═════ AVAILABLE DATA ═════
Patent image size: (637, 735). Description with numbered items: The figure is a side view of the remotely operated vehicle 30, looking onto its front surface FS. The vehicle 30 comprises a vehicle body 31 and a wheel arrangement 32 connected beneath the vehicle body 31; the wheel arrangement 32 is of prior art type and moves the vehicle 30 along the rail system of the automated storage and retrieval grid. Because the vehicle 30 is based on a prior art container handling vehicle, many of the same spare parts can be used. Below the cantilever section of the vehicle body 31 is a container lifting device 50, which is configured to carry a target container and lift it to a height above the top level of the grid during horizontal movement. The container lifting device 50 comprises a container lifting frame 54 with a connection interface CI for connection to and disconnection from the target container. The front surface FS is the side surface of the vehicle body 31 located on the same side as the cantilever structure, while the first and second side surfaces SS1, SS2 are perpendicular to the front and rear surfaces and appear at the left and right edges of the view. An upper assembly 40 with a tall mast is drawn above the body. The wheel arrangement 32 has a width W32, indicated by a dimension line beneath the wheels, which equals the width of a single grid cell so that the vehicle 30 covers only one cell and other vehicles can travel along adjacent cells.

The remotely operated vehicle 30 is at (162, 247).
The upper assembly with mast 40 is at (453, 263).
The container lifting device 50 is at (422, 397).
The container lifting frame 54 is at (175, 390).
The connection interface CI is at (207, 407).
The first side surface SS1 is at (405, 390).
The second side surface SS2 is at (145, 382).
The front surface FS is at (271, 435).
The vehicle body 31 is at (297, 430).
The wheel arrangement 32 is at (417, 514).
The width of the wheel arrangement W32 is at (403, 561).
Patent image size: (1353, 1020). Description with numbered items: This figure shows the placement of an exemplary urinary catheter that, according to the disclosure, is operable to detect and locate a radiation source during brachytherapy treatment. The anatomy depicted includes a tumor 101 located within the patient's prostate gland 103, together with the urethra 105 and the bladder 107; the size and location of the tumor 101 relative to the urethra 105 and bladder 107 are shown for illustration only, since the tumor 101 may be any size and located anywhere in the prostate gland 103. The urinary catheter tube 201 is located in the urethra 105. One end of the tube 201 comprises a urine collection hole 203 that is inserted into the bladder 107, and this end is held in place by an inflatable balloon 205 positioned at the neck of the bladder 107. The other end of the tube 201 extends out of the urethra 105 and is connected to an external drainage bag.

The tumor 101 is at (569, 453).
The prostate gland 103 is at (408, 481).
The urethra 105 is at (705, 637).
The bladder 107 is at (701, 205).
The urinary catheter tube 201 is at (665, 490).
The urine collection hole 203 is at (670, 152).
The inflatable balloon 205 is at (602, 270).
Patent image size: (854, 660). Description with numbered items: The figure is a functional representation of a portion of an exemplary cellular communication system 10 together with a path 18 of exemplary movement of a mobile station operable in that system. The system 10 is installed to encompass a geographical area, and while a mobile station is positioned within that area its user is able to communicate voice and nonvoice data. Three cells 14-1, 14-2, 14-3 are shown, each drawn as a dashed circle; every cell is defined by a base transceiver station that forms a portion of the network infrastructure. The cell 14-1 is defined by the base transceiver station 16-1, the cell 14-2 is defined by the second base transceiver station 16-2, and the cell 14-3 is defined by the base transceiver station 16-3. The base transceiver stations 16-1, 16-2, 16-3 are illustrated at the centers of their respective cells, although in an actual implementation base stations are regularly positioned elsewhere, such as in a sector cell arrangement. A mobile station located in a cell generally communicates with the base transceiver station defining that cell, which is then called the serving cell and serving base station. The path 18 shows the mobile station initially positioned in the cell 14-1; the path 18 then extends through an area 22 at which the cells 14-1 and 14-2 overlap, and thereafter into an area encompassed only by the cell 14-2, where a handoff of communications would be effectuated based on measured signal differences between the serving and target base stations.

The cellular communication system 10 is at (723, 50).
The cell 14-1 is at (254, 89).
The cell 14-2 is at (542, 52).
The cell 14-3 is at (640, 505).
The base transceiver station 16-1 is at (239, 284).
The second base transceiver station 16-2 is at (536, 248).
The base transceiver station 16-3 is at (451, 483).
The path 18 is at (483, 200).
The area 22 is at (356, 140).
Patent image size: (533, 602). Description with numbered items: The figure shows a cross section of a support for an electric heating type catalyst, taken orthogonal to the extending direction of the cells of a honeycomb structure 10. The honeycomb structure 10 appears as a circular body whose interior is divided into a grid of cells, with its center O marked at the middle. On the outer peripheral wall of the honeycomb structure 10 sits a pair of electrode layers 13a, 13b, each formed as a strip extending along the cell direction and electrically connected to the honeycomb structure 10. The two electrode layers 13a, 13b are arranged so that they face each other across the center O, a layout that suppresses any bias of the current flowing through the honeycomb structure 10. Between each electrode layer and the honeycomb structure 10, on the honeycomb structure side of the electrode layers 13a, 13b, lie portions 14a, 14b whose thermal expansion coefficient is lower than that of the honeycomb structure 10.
═════
WORK REQUIRED: Retype all of the entries shown above, exactly.

COMPLETED EXERCISE:
Patent image size: (637, 735). Description with numbered items: The figure is a side view of the remotely operated vehicle 30, looking onto its front surface FS. The vehicle 30 comprises a vehicle body 31 and a wheel arrangement 32 connected beneath the vehicle body 31; the wheel arrangement 32 is of prior art type and moves the vehicle 30 along the rail system of the automated storage and retrieval grid. Because the vehicle 30 is based on a prior art container handling vehicle, many of the same spare parts can be used. Below the cantilever section of the vehicle body 31 is a container lifting device 50, which is configured to carry a target container and lift it to a height above the top level of the grid during horizontal movement. The container lifting device 50 comprises a container lifting frame 54 with a connection interface CI for connection to and disconnection from the target container. The front surface FS is the side surface of the vehicle body 31 located on the same side as the cantilever structure, while the first and second side surfaces SS1, SS2 are perpendicular to the front and rear surfaces and appear at the left and right edges of the view. An upper assembly 40 with a tall mast is drawn above the body. The wheel arrangement 32 has a width W32, indicated by a dimension line beneath the wheels, which equals the width of a single grid cell so that the vehicle 30 covers only one cell and other vehicles can travel along adjacent cells.

The remotely operated vehicle 30 is at (162, 247).
The upper assembly with mast 40 is at (453, 263).
The container lifting device 50 is at (422, 397).
The container lifting frame 54 is at (175, 390).
The connection interface CI is at (207, 407).
The first side surface SS1 is at (405, 390).
The second side surface SS2 is at (145, 382).
The front surface FS is at (271, 435).
The vehicle body 31 is at (297, 430).
The wheel arrangement 32 is at (417, 514).
The width of the wheel arrangement W32 is at (403, 561).
Patent image size: (1353, 1020). Description with numbered items: This figure shows the placement of an exemplary urinary catheter that, according to the disclosure, is operable to detect and locate a radiation source during brachytherapy treatment. The anatomy depicted includes a tumor 101 located within the patient's prostate gland 103, together with the urethra 105 and the bladder 107; the size and location of the tumor 101 relative to the urethra 105 and bladder 107 are shown for illustration only, since the tumor 101 may be any size and located anywhere in the prostate gland 103. The urinary catheter tube 201 is located in the urethra 105. One end of the tube 201 comprises a urine collection hole 203 that is inserted into the bladder 107, and this end is held in place by an inflatable balloon 205 positioned at the neck of the bladder 107. The other end of the tube 201 extends out of the urethra 105 and is connected to an external drainage bag.

The tumor 101 is at (569, 453).
The prostate gland 103 is at (408, 481).
The urethra 105 is at (705, 637).
The bladder 107 is at (701, 205).
The urinary catheter tube 201 is at (665, 490).
The urine collection hole 203 is at (670, 152).
The inflatable balloon 205 is at (602, 270).
Patent image size: (854, 660). Description with numbered items: The figure is a functional representation of a portion of an exemplary cellular communication system 10 together with a path 18 of exemplary movement of a mobile station operable in that system. The system 10 is installed to encompass a geographical area, and while a mobile station is positioned within that area its user is able to communicate voice and nonvoice data. Three cells 14-1, 14-2, 14-3 are shown, each drawn as a dashed circle; every cell is defined by a base transceiver station that forms a portion of the network infrastructure. The cell 14-1 is defined by the base transceiver station 16-1, the cell 14-2 is defined by the second base transceiver station 16-2, and the cell 14-3 is defined by the base transceiver station 16-3. The base transceiver stations 16-1, 16-2, 16-3 are illustrated at the centers of their respective cells, although in an actual implementation base stations are regularly positioned elsewhere, such as in a sector cell arrangement. A mobile station located in a cell generally communicates with the base transceiver station defining that cell, which is then called the serving cell and serving base station. The path 18 shows the mobile station initially positioned in the cell 14-1; the path 18 then extends through an area 22 at which the cells 14-1 and 14-2 overlap, and thereafter into an area encompassed only by the cell 14-2, where a handoff of communications would be effectuated based on measured signal differences between the serving and target base stations.

The cellular communication system 10 is at (723, 50).
The cell 14-1 is at (254, 89).
The cell 14-2 is at (542, 52).
The cell 14-3 is at (640, 505).
The base transceiver station 16-1 is at (239, 284).
The second base transceiver station 16-2 is at (536, 248).
The base transceiver station 16-3 is at (451, 483).
The path 18 is at (483, 200).
The area 22 is at (356, 140).
Patent image size: (533, 602). Description with numbered items: The figure shows a cross section of a support for an electric heating type catalyst, taken orthogonal to the extending direction of the cells of a honeycomb structure 10. The honeycomb structure 10 appears as a circular body whose interior is divided into a grid of cells, with its center O marked at the middle. On the outer peripheral wall of the honeycomb structure 10 sits a pair of electrode layers 13a, 13b, each formed as a strip extending along the cell direction and electrically connected to the honeycomb structure 10. The two electrode layers 13a, 13b are arranged so that they face each other across the center O, a layout that suppresses any bias of the current flowing through the honeycomb structure 10. Between each electrode layer and the honeycomb structure 10, on the honeycomb structure side of the electrode layers 13a, 13b, lie portions 14a, 14b whose thermal expansion coefficient is lower than that of the honeycomb structure 10.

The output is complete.